- Consegna 1 -
Riporti senza alcuna modifica il passo del testo sulla sanità di Oristano che si apre con le parole contenenti "L’Ematoncologia ed Oncologia" e si chiude con "vi è certezza.".
- Consegna 2 -
Risponda alle seguenti domande sul testo sulla sanità di Oristano:
(a) Oltre alla mancanza di medici, quale carenza costringe ad attendere per ore nel Pronto Soccorso?
(b) Per quale motivo la Stroke Unit è ora chiusa?
(c) Secondo varie fonti, che cosa avrebbe chiesto l'attuale Commissario della ASSL di Oristano?

===== Estratto del documento

Non credo che ci sia bisogno di denunciare ancora una volta tutti i mali che si vivono in questa landa ormai desertica della Sardegna centrale, mancanza assoluta di medici e di paramedici in tutti i reparti ospedalieri ed in tutti i servizi territoriali, medici piuttosto incentivati ad andarsene che a venire ad Oristano.
Basti pensare alla carenza assoluta nel Pronto Soccorso, ove si è costretti a fermarsi per ore non solo per mancanza di medici, ma anche perché non si posseggono neanche i guanti necessari per visitare in sicurezza i malati.
La cronicità della mancanza di medici nei reparti di Radiologia, propedeutica ed al servizio di tutti i reparti; Medicina, ove la carenza di personale è cronica con ammalati che vengono abbandonati per impossibilità di servizi.
L’Ematoncologia ed Oncologia che non possono avere risultati in quanto il laboratorio è carente non solo di personale, ma anche nelle strutture per offrire diagnostica adeguata, e pensare quanta necessità questi malati avrebbero di tutela, di assistenza e di doverosa cura.
Esisteva un reparto di Anestesia Rianimazione e di Stroke Unit ormai quasi desertificati per mancanza di personale. Il primo per carenza assoluta di anestesisti; con i pochi rimasti si deve barattare la possibilità di interventi chirurgici, salvo la disponibilità delle Sale Operatorie, cosa di cui non vi è certezza.
Per quanto riguarda la Stroke Unit, posizionata al centro della Sardegna, in una zona certamente non ricca di opportunità, e con una dotazione organica di personale fortemente specializzato, ora chiusa per migrazione in posti più soddisfacenti di tale personale, che assicurava l’attività 24 ore su 24, come dovrebbe essere.
Mi pare anche opportuno chiedere se l’attuale Commissario della ASSL di Oristano abbia provveduto a battere i pugni sul tavolo per ottenere qualche risultato a livello regionale, o se sia in stato di quiescenza, anche perché si è appreso da varie fonti che ha chiesto di essere dimissionato, per cui comprendiamo bene quale sia l’elevato interesse nei
confronti di quest’area sanitaria.

==========
===== Materiale estratto

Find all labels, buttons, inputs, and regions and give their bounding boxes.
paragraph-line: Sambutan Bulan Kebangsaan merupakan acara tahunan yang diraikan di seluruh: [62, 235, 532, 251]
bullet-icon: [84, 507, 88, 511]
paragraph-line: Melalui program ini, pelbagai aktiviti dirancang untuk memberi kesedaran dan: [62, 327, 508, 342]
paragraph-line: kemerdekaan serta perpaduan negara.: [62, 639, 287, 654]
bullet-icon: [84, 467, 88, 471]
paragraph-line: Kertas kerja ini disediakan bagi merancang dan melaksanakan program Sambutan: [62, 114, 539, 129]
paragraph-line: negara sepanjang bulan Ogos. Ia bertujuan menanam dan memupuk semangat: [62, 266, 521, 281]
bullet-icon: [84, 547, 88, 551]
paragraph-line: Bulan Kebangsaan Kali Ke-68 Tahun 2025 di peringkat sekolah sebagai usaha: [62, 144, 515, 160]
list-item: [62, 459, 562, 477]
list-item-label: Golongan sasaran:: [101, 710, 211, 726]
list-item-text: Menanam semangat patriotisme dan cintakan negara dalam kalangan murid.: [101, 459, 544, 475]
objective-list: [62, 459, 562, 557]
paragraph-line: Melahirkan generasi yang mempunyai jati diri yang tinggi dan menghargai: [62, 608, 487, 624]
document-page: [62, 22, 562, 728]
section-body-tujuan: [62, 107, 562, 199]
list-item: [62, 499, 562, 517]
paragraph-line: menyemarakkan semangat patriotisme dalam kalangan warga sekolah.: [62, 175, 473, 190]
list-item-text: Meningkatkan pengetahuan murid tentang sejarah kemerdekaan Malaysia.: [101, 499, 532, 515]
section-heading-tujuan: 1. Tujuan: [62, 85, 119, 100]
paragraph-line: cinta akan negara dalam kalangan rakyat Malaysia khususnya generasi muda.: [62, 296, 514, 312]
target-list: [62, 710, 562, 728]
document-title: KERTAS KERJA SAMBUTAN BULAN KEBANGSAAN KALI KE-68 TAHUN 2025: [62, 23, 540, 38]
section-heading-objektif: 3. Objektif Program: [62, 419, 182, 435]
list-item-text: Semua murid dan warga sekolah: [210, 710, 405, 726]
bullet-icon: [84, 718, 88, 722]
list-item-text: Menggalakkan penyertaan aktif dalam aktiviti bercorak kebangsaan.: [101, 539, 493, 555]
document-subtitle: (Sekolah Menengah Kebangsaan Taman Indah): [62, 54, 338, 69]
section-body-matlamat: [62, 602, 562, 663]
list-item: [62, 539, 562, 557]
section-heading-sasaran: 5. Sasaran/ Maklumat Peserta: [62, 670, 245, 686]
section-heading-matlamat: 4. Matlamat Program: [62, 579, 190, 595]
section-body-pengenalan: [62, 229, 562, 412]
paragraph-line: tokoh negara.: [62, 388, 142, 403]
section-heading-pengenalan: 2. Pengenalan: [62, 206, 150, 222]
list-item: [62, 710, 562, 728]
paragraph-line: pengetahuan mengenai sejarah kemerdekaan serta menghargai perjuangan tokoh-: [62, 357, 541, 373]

==========

- Risposta finale 1 -
L’Ematoncologia ed Oncologia che non possono avere risultati in quanto il laboratorio è carente non solo di personale, ma anche nelle strutture per offrire diagnostica adeguata, e pensare quanta necessità questi malati avrebbero di tutela, di assistenza e di doverosa cura.
Esisteva un reparto di Anestesia Rianimazione e di Stroke Unit ormai quasi desertificati per mancanza di personale. Il primo per carenza assoluta di anestesisti; con i pochi rimasti si deve barattare la possibilità di interventi chirurgici, salvo la disponibilità delle Sale Operatorie, cosa di cui non vi è certezza.

- Risposta finale 2 -
(a) La mancanza perfino dei guanti necessari per visitare in sicurezza i malati.
(b) Il suo personale fortemente specializzato è migrato in posti più soddisfacenti.
(c) Di essere dimissionato.